§ Directions
A. Answer these questions about the blog post on narrative, language, and medium:
(i) What is the English form of the special issue's theme?
(ii) What is the title of the article written for that issue?
(iii) What idea was the person on the Media Ecology Association's list skeptical about?
B. Write what comes next in the blog post on narrative, language, and medium, picking up after its final sentence.

§ Reading passage
━━━━━━━━━━━━━━━━

Wednesday, January 28, 2015

Narrative, Language, and Medium

So, last year I was asked if I'd write an article for a special issue of an Italian online journal called Between, which is the journal of the Italian Association of Comparative Theory and History of Literature. The theme of the special issue is Technology, Imagination, and Narrative Form, and they asked me to do something media ecological, not surprisingly.Well, more precisely, the exact theme is Tecnologia, Immaginazione, Forme del Narrare, and I've linked it to the journal issue page so you can go take a look, there are quite a few articles, and a good number of them are in English, including mine.

So, okay, the title of my article is Notes on Narrative as Medium and a Media Ecology Approach to the Study of Storytelling and if you click on that link it'll take you to a page where you can see the article online, but through a funny little window. Anyway, you can download the PDF from there, if you care to.

So, anyway, I know, so far this isn't much of a post, substance wise, but wait, there's more. You see, I let folks know about it on the Media Ecology Association's e-mail discussion list, and received a query from someone on the list who is not very knowledgeable about the field, and was skeptical about the idea of language as medium, which I discuss in the article. I provided some explanation, and thought it was worth sharing a modified version of it here on good old Blog Time Passing.

━━━━━━━━━━━━━━━━

§ Data section
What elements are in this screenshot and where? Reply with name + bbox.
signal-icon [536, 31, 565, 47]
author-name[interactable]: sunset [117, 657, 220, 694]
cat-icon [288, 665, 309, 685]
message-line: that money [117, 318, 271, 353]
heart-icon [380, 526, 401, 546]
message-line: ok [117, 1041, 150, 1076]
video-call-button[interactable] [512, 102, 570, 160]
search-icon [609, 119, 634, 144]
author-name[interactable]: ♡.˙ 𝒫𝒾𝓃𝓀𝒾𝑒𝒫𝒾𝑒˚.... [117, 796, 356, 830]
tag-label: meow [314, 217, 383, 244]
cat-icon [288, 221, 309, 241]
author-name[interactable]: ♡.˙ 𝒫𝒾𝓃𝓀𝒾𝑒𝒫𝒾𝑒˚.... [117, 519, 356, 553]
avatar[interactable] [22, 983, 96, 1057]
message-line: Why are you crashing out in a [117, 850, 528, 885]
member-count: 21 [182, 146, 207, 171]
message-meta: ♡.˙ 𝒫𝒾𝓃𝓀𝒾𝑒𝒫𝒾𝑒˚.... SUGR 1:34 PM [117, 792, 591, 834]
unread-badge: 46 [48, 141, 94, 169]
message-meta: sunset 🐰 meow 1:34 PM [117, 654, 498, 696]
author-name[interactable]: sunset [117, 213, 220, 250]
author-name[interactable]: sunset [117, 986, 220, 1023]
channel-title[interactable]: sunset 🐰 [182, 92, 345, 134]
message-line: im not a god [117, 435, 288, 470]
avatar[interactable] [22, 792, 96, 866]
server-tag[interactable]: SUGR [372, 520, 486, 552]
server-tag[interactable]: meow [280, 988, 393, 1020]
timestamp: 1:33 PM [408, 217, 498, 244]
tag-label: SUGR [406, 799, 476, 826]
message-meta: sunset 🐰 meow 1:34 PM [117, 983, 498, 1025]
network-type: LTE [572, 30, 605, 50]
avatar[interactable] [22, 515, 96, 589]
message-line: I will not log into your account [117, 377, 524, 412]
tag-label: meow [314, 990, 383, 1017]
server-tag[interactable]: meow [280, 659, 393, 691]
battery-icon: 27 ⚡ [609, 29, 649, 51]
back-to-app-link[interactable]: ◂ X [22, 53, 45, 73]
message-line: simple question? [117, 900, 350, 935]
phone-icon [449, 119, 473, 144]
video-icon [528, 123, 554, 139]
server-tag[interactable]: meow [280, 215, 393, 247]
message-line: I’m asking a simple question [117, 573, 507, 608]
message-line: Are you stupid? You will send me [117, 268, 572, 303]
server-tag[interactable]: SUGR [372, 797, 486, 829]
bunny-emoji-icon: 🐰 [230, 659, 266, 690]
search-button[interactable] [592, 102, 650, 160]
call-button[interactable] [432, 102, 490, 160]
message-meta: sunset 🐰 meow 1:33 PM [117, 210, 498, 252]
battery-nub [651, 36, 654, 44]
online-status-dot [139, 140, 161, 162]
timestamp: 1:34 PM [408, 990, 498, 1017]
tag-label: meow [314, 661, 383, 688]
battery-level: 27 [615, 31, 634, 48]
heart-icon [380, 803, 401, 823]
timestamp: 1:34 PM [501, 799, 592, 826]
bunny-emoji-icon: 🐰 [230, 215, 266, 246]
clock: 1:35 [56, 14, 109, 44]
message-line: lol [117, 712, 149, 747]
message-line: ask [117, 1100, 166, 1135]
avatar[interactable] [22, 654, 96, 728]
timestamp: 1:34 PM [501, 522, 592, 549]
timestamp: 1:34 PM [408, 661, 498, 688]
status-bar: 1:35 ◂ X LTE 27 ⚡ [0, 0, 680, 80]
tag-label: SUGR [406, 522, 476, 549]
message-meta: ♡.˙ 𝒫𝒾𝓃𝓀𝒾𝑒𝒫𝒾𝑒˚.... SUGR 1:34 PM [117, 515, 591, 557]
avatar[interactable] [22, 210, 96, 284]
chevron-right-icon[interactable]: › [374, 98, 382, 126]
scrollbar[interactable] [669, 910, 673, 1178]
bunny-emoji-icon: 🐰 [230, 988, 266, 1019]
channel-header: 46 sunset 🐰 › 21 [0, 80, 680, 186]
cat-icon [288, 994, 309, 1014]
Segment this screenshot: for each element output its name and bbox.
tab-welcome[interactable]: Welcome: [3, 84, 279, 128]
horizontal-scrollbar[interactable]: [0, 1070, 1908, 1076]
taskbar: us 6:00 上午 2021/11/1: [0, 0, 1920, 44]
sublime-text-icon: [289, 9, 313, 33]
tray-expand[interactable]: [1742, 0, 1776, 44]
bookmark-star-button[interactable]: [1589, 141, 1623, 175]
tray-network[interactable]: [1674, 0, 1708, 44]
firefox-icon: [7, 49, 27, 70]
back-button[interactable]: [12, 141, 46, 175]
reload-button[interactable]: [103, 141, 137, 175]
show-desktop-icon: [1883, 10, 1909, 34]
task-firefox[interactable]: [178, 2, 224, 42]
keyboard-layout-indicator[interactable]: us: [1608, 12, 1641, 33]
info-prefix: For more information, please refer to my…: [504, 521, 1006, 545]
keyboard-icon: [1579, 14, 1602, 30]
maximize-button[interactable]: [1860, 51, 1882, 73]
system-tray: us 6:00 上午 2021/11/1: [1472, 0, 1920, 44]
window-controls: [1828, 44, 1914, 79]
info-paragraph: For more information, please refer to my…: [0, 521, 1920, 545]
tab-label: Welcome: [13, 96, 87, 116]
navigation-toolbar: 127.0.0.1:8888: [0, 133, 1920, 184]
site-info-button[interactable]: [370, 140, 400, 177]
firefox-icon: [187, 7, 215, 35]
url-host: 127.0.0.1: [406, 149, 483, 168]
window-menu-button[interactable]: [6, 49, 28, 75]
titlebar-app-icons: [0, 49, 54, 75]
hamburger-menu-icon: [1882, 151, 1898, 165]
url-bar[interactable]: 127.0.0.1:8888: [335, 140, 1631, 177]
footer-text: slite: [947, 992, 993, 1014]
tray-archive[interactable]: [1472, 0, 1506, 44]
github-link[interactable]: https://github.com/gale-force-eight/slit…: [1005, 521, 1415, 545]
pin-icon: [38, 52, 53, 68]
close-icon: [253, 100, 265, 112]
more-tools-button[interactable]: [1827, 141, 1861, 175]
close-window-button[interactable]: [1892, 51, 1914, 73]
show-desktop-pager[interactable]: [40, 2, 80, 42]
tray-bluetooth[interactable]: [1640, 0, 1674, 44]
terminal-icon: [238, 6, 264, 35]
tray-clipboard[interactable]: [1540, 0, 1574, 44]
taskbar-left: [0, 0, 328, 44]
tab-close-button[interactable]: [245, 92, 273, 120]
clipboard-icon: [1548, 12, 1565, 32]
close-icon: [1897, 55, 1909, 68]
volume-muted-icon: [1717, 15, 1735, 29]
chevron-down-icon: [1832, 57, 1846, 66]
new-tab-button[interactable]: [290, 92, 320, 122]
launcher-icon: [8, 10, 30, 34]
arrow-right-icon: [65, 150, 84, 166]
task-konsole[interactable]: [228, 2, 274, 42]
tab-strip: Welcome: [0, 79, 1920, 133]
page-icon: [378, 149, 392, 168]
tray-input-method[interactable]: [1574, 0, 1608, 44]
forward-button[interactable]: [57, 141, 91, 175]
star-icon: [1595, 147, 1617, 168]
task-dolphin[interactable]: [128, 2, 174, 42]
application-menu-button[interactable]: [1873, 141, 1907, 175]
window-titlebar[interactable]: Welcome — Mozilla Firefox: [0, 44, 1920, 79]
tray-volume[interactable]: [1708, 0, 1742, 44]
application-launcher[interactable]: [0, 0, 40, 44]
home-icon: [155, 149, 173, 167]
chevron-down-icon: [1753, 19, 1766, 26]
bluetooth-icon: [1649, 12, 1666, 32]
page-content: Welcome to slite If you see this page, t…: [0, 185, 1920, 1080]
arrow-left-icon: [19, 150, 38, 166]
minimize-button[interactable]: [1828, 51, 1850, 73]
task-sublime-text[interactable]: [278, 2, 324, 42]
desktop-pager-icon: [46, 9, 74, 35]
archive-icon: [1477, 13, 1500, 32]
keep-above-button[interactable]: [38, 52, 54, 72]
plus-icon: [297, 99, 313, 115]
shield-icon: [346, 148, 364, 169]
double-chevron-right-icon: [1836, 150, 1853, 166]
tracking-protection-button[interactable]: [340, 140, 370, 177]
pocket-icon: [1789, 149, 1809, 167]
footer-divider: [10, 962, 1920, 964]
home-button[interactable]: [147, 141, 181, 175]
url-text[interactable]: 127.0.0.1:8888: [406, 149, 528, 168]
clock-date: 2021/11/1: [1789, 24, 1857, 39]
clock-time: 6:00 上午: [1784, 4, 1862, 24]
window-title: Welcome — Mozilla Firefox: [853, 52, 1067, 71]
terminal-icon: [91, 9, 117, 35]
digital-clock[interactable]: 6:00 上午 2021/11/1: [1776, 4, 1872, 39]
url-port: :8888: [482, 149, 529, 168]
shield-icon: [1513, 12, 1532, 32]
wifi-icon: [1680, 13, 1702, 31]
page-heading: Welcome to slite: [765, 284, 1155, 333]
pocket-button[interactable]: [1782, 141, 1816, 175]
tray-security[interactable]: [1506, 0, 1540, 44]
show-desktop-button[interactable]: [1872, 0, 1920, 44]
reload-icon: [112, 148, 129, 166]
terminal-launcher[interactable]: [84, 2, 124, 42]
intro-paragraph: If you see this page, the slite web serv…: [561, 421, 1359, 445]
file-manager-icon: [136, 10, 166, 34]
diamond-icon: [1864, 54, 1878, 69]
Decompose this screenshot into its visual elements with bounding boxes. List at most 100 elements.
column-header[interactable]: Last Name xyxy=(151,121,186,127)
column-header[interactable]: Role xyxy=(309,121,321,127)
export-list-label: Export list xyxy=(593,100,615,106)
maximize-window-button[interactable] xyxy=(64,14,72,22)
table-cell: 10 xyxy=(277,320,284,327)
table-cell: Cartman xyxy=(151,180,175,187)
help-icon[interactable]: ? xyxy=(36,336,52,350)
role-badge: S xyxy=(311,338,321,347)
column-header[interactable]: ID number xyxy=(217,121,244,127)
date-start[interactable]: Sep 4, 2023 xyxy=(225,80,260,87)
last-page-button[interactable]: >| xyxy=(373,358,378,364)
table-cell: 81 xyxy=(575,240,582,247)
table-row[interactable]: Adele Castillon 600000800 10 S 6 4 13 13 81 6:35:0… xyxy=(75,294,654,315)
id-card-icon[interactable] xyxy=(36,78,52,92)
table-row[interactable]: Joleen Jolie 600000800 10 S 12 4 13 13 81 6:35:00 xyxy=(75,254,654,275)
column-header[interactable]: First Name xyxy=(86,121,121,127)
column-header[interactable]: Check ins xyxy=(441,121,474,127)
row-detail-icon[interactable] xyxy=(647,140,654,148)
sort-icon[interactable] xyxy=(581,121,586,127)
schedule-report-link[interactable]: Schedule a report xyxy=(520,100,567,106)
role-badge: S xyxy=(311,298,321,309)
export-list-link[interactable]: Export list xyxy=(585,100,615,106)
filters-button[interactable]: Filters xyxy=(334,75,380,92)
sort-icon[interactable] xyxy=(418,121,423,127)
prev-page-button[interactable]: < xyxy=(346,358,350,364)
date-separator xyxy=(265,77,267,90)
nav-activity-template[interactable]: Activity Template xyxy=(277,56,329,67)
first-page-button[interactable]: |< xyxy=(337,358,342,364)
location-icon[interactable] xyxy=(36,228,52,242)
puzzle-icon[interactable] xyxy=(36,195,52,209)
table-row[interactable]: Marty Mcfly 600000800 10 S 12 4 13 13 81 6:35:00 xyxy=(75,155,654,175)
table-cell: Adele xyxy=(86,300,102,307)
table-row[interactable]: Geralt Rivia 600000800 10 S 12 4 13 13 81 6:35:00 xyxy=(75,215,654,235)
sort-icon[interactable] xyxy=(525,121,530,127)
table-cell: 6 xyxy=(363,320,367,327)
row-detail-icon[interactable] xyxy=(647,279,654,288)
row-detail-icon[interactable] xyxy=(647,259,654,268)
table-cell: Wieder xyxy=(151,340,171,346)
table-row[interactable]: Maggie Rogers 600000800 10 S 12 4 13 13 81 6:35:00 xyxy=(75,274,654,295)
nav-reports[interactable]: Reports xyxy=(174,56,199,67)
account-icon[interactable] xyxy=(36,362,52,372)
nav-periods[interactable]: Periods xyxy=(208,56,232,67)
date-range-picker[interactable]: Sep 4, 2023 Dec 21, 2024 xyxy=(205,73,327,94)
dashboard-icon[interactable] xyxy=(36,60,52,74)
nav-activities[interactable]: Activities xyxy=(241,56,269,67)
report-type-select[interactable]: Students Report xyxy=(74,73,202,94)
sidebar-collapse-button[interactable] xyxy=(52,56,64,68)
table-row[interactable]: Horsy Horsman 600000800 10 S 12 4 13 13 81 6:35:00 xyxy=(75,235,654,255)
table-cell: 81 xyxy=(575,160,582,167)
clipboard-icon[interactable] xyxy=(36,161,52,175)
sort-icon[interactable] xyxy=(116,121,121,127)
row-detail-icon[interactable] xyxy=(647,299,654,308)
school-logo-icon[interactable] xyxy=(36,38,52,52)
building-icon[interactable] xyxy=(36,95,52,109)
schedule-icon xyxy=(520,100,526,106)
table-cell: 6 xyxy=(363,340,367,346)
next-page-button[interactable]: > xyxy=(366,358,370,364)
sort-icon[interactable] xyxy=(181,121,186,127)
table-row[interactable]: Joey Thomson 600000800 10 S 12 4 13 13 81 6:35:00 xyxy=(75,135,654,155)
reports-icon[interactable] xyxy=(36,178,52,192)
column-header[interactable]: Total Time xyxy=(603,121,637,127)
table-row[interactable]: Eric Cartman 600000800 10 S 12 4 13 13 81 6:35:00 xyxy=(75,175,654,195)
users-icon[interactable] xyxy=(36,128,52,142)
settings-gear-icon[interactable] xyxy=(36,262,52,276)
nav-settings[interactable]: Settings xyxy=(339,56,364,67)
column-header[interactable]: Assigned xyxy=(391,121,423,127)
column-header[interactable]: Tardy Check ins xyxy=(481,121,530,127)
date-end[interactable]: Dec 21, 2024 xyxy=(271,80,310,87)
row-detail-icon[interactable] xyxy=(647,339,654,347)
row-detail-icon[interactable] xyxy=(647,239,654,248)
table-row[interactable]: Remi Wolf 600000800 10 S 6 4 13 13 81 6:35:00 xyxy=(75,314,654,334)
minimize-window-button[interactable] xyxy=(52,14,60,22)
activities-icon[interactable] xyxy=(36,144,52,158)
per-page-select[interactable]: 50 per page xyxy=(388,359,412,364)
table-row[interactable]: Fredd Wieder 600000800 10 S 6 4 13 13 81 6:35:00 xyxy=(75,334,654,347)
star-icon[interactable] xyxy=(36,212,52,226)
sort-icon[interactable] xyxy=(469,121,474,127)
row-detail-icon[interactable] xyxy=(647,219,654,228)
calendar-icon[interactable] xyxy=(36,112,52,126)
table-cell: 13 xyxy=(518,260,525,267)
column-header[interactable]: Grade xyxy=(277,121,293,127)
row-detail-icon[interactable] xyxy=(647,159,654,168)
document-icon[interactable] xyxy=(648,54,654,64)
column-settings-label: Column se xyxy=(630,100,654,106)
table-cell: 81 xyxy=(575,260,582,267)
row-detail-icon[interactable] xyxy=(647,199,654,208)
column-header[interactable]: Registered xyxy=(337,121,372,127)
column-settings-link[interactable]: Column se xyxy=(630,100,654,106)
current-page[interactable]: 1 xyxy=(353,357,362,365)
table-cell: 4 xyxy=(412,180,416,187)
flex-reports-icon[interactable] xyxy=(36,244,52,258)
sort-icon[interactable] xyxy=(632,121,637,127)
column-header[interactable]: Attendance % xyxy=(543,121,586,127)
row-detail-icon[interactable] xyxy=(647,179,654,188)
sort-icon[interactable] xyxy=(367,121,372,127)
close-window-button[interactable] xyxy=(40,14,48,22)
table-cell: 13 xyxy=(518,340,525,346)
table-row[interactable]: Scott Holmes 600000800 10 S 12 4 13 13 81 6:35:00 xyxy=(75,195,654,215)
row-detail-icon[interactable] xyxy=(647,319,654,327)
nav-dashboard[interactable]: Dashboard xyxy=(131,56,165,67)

━━━━━━━━━━━━━━━━

§ Answers to the exercises
A.
(i) Technology, Imagination, and Narrative Form
(ii) Notes on Narrative as Medium and a Media Ecology Approach to the Study of Storytelling
(iii) The idea of language as medium

B.
So here goes:


In regard to applying to language the idea that each medium has its own bias, that refers in particular to linguistic relativism, also known as the Sapir-Whorf Hypothesis, which says that different languages give us different tools for thought, and different ways of viewing the world. Each language then has its own bias, which is why you cannot be fluent in another language if you are transposing word for word, instead you have to think in the other language. Linguistic relativism was not solely the idea of Edward Sapir and Benjamin Lee Whorf, there was also Dorothy Lee, George Orwell (in 1984) and long before them, Wilhelm von Humboldt.

Related to linguistic relativism is the general semantics of Alfred Korzybski and others, who regard language in general as having a bias based on its abstracting of perception (itself an abstracting of reality), and in understanding language as a tool, and therefore take the position that modifying the tool can modify our ability to understand and relate to reality, hopefully for the better. Also related are various philosophies regarding symbolic form on the part of Whitehead, Russell, Wittgenstein, Cassirer, Langer, etc. And more recently, there is the metaphor theory of Lakoff and Johnson, which argues that all language is metaphorical, and the metaphors embedded in language influence the way we experience the world.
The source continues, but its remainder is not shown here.